## PROMPT
Here is a listing, set out below; repeat its lines from the one with "OCR this image." to the last, both included, and leave out the pictures.

[Data records]
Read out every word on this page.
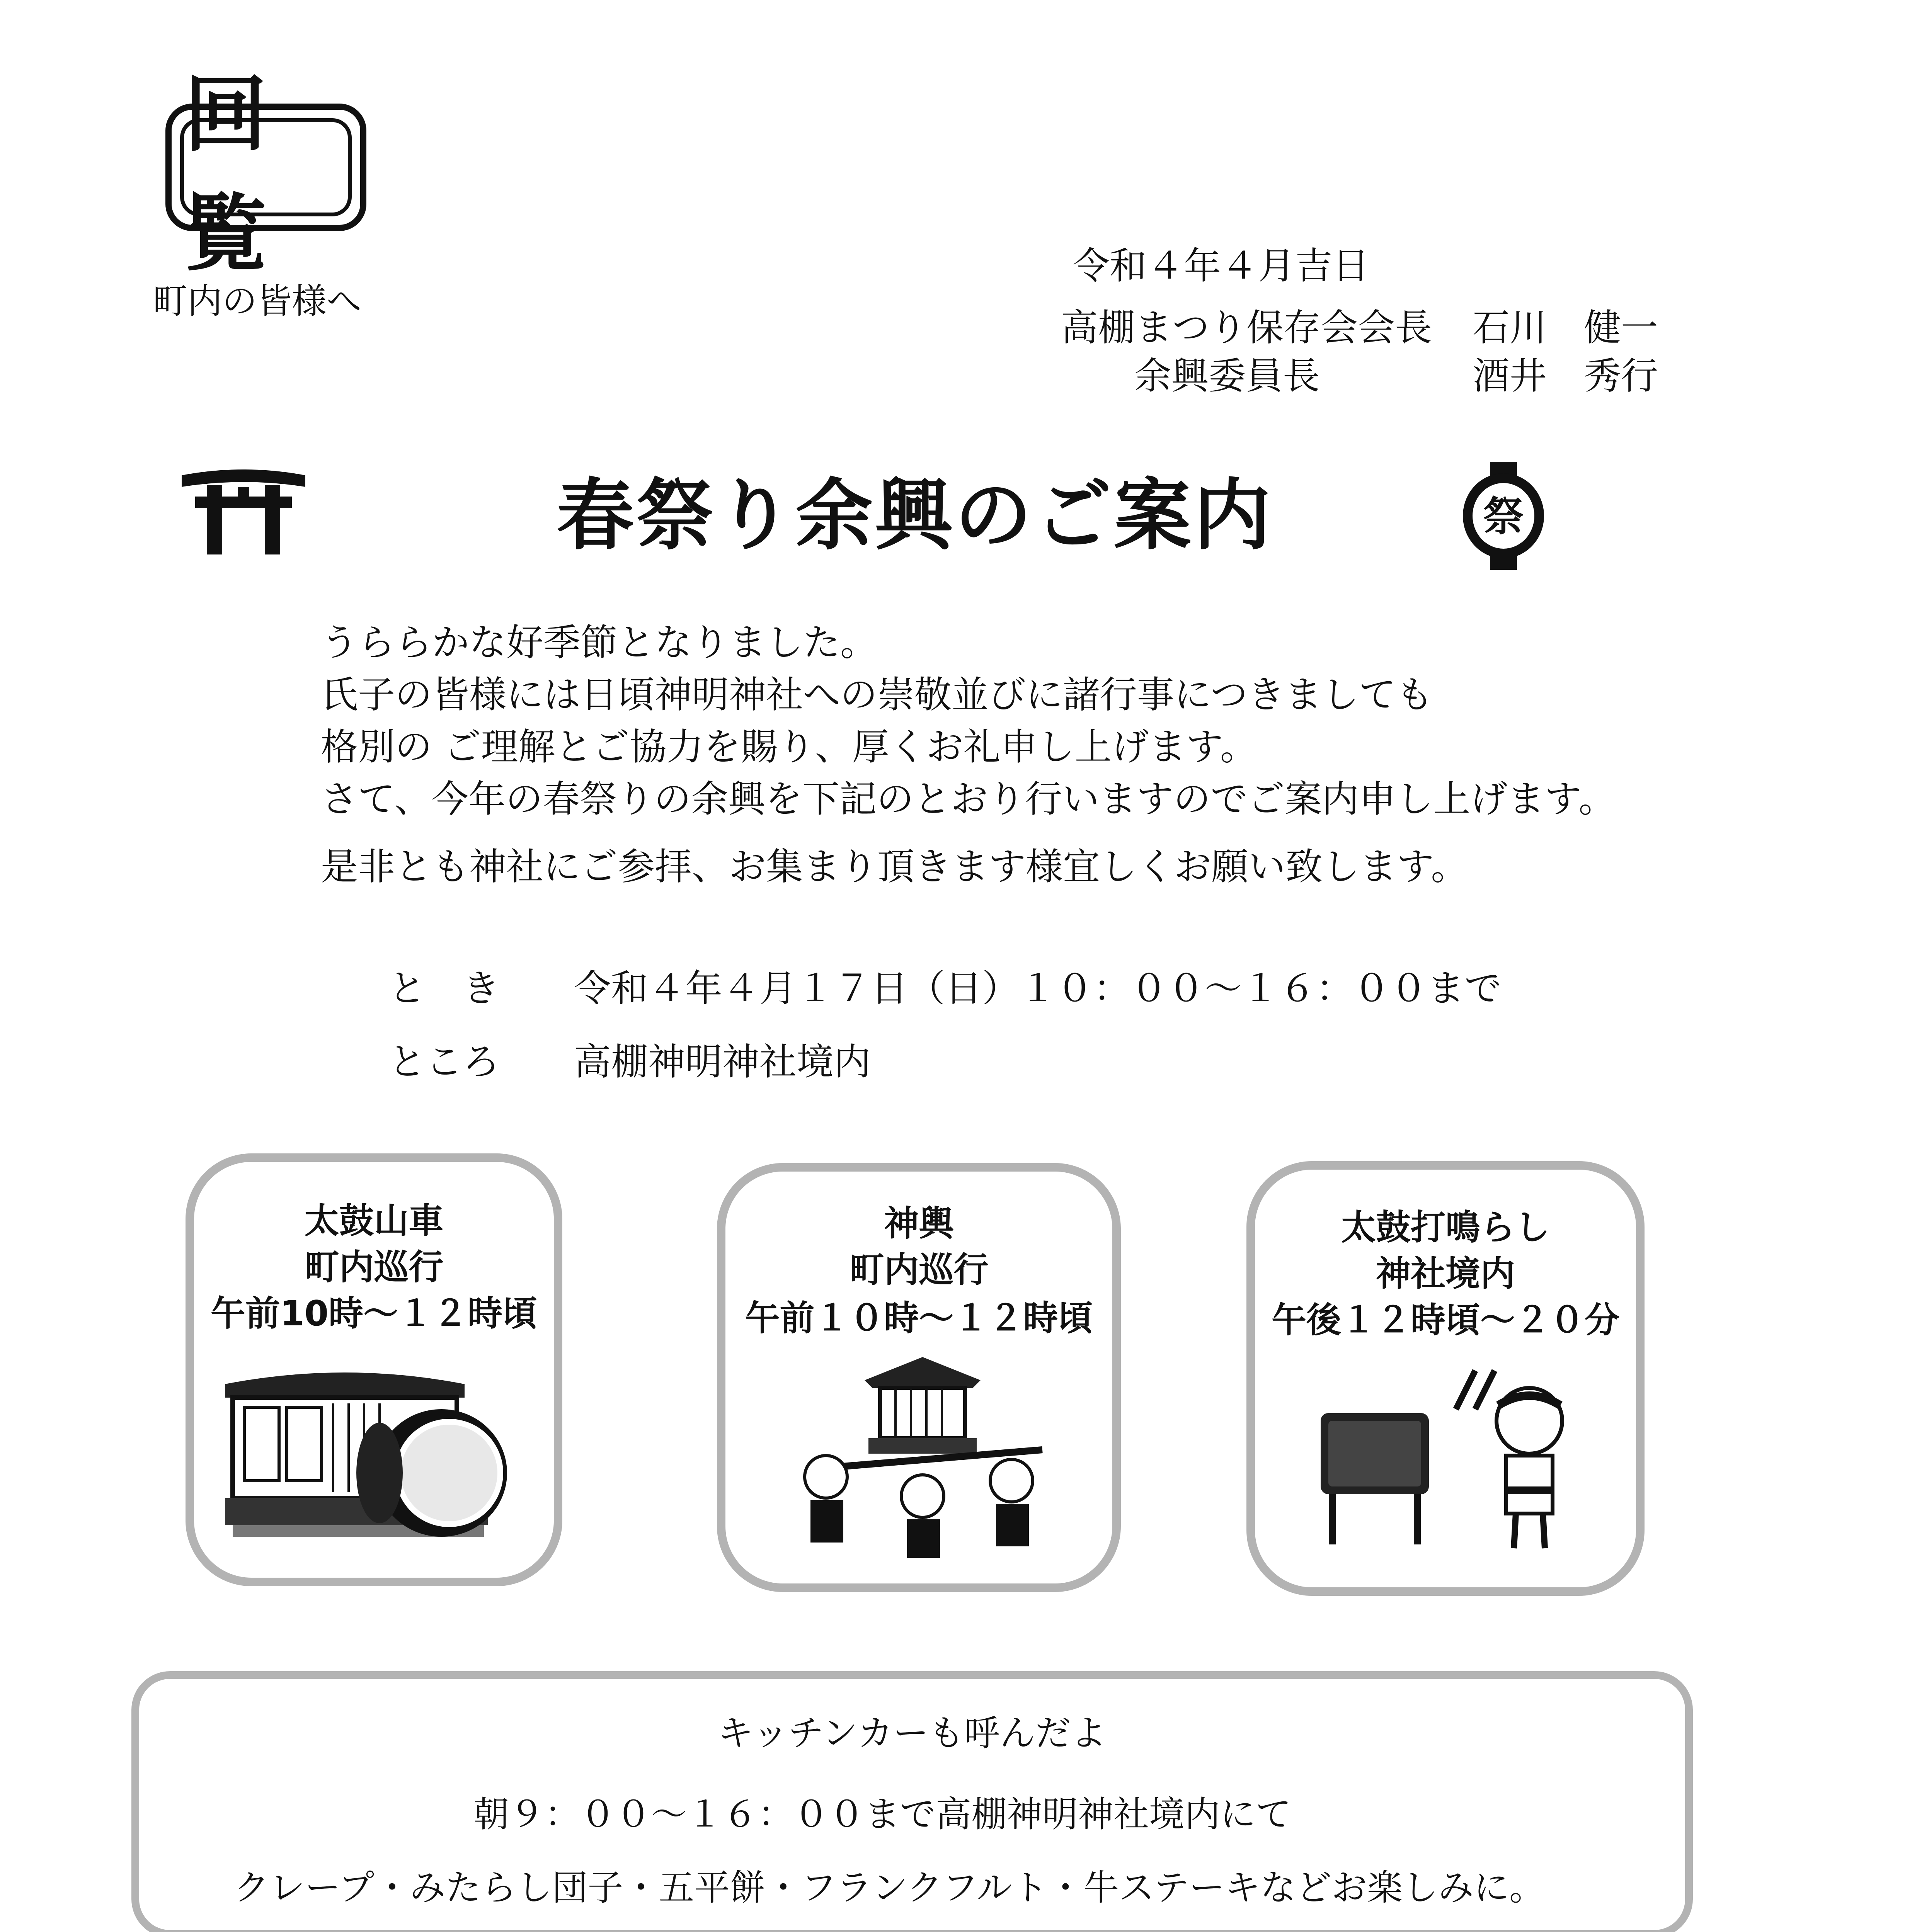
回覧
町内の皆様へ
令和４年４月吉日
高棚まつり保存会会長 石川　健一
余興委員長	酒井　秀行
春祭り余興のご案内	祭
うららかな好季節となりました。
氏子の皆様には日頃神明神社への崇敬並びに諸行事につきましても
格別の ご理解とご協力を賜り、厚くお礼申し上げます。
さて、今年の春祭りの余興を下記のとおり行いますのでご案内申し上げます。
是非とも神社にご参拝、お集まり頂きます様宜しくお願い致します。
と　き 令和４年４月１７日（日）１０：００〜１６：００まで
ところ 高棚神明神社境内
太鼓山車
町内巡行
午前10時〜１２時頃
神輿
町内巡行
午前１０時〜１２時頃
太鼓打鳴らし
神社境内
午後１２時頃〜２０分
キッチンカーも呼んだよ
朝９：００〜１６：００まで高棚神明神社境内にて
クレープ・みたらし団子・五平餅・フランクフルト・牛ステーキなどお楽しみに。
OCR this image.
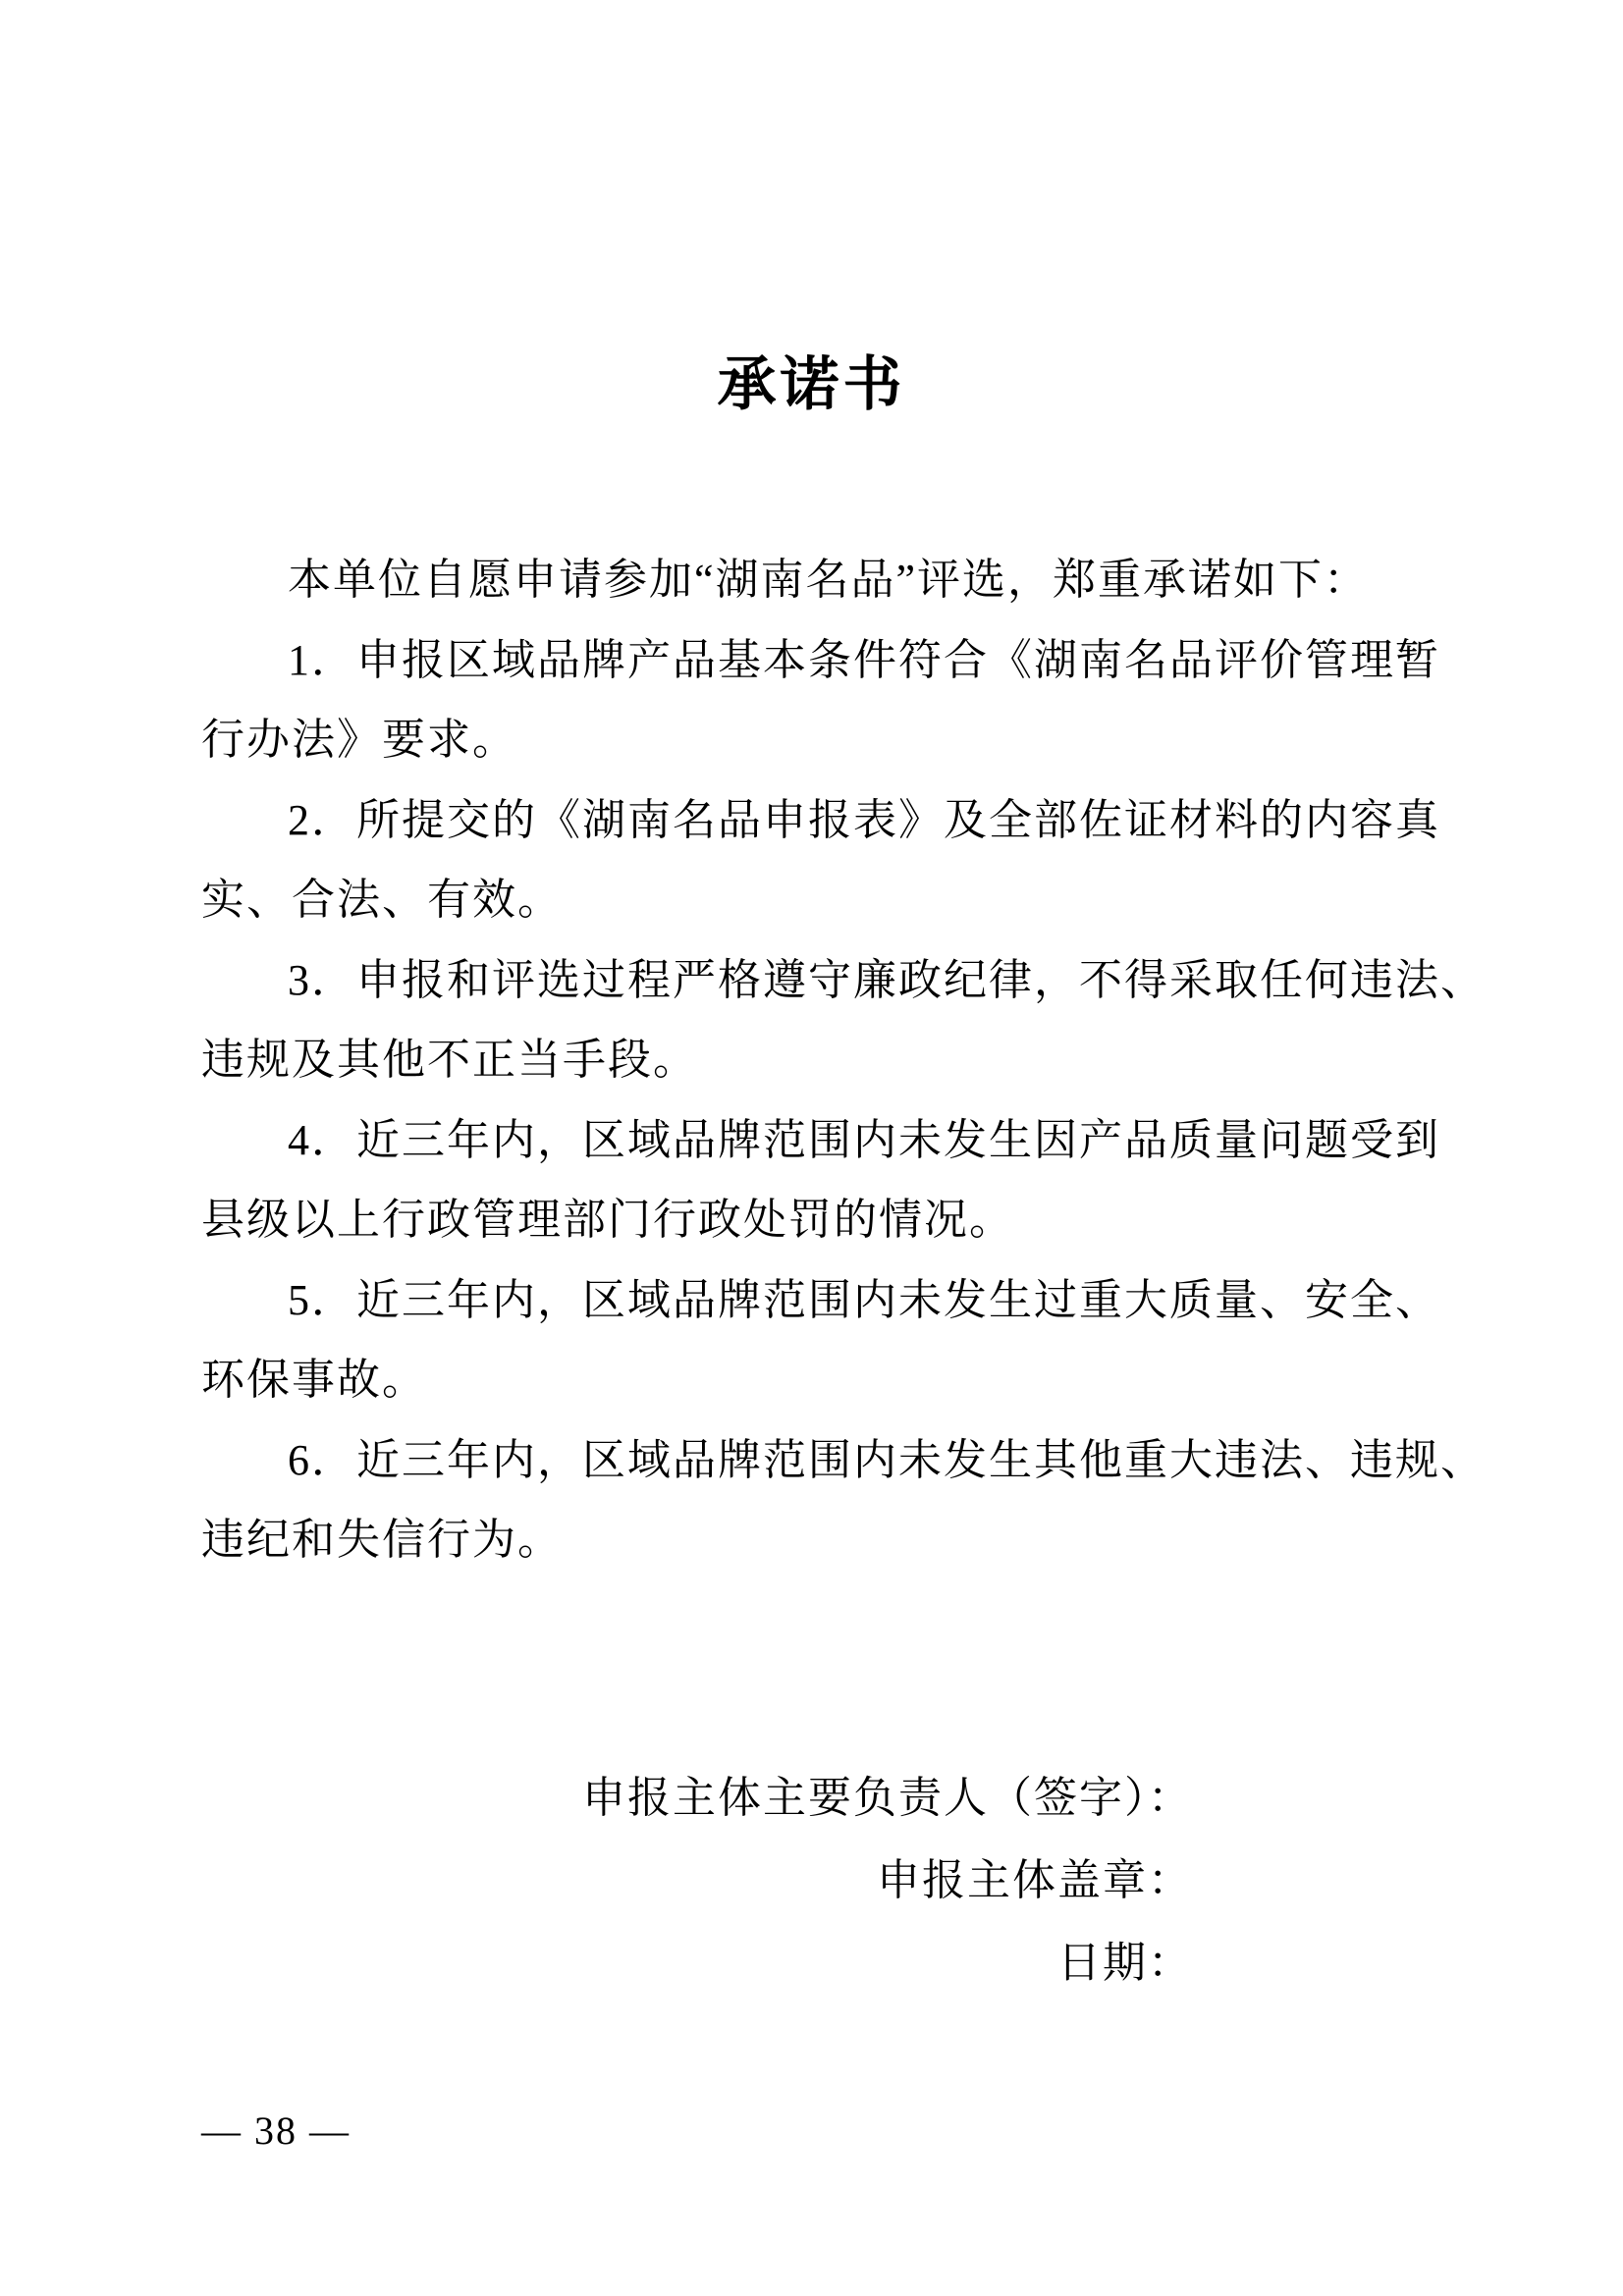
承诺书
本单位自愿申请参加“湖南名品”评选，郑重承诺如下：
1．申报区域品牌产品基本条件符合《湖南名品评价管理暂
行办法》要求。
2．所提交的《湖南名品申报表》及全部佐证材料的内容真
实、合法、有效。
3．申报和评选过程严格遵守廉政纪律，不得采取任何违法、
违规及其他不正当手段。
4．近三年内，区域品牌范围内未发生因产品质量问题受到
县级以上行政管理部门行政处罚的情况。
5．近三年内，区域品牌范围内未发生过重大质量、安全、
环保事故。
6．近三年内，区域品牌范围内未发生其他重大违法、违规、
违纪和失信行为。
申报主体主要负责人（签字）：
申报主体盖章：
日期：
— 38 —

## RESULT OF THIS EXERCISE
OCR this image.
承诺书
本单位自愿申请参加“湖南名品”评选，郑重承诺如下：
1．申报区域品牌产品基本条件符合《湖南名品评价管理暂
行办法》要求。
2．所提交的《湖南名品申报表》及全部佐证材料的内容真
实、合法、有效。
3．申报和评选过程严格遵守廉政纪律，不得采取任何违法、
违规及其他不正当手段。
4．近三年内，区域品牌范围内未发生因产品质量问题受到
县级以上行政管理部门行政处罚的情况。
5．近三年内，区域品牌范围内未发生过重大质量、安全、
环保事故。
6．近三年内，区域品牌范围内未发生其他重大违法、违规、
违纪和失信行为。
申报主体主要负责人（签字）：
申报主体盖章：
日期：
— 38 —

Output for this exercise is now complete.